■ Stated task: Once the pictures are set aside, transcribe the remaining data exactly.

■ Input material:
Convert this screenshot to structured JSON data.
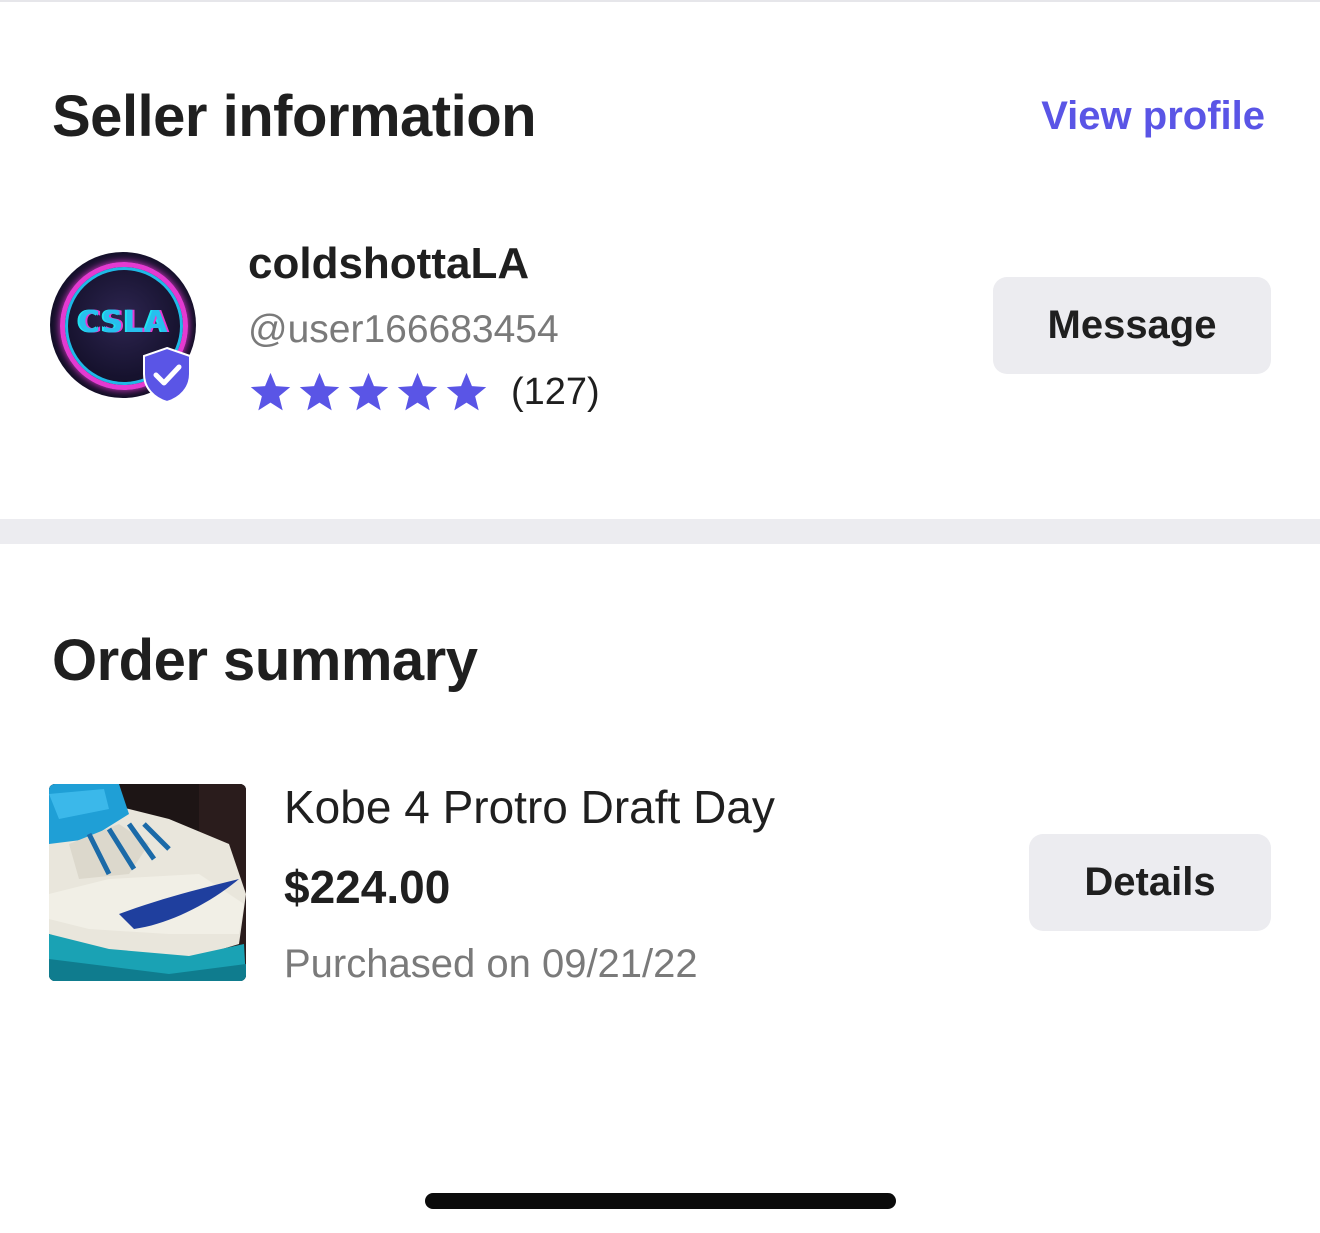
{
  "seller_section": {
    "title": "Seller information",
    "view_profile_label": "View profile",
    "seller": {
      "name": "coldshottaLA",
      "handle": "@user166683454",
      "rating_stars": 5,
      "rating_count": "(127)",
      "avatar_text": "CSLA",
      "verified": true
    },
    "message_label": "Message"
  },
  "order_section": {
    "title": "Order summary",
    "item": {
      "name": "Kobe 4 Protro Draft Day",
      "price": "$224.00",
      "purchase_date": "Purchased on 09/21/22"
    },
    "details_label": "Details"
  },
  "colors": {
    "accent": "#5a55e6",
    "star": "#5a55e6",
    "button_bg": "#ececf0",
    "divider": "#ececf0",
    "text_primary": "#1f1f1f",
    "text_secondary": "#7a7a7a"
  },
  "icons": {
    "star": "star-icon",
    "verified": "verified-shield-icon"
  }
}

■ Exercise output:
Convert this screenshot to structured JSON data.
{
  "seller_section": {
    "title": "Seller information",
    "view_profile_label": "View profile",
    "seller": {
      "name": "coldshottaLA",
      "handle": "@user166683454",
      "rating_stars": 5,
      "rating_count": "(127)",
      "avatar_text": "CSLA",
      "verified": true
    },
    "message_label": "Message"
  },
  "order_section": {
    "title": "Order summary",
    "item": {
      "name": "Kobe 4 Protro Draft Day",
      "price": "$224.00",
      "purchase_date": "Purchased on 09/21/22"
    },
    "details_label": "Details"
  },
  "colors": {
    "accent": "#5a55e6",
    "star": "#5a55e6",
    "button_bg": "#ececf0",
    "divider": "#ececf0",
    "text_primary": "#1f1f1f",
    "text_secondary": "#7a7a7a"
  },
  "icons": {
    "star": "star-icon",
    "verified": "verified-shield-icon"
  }
}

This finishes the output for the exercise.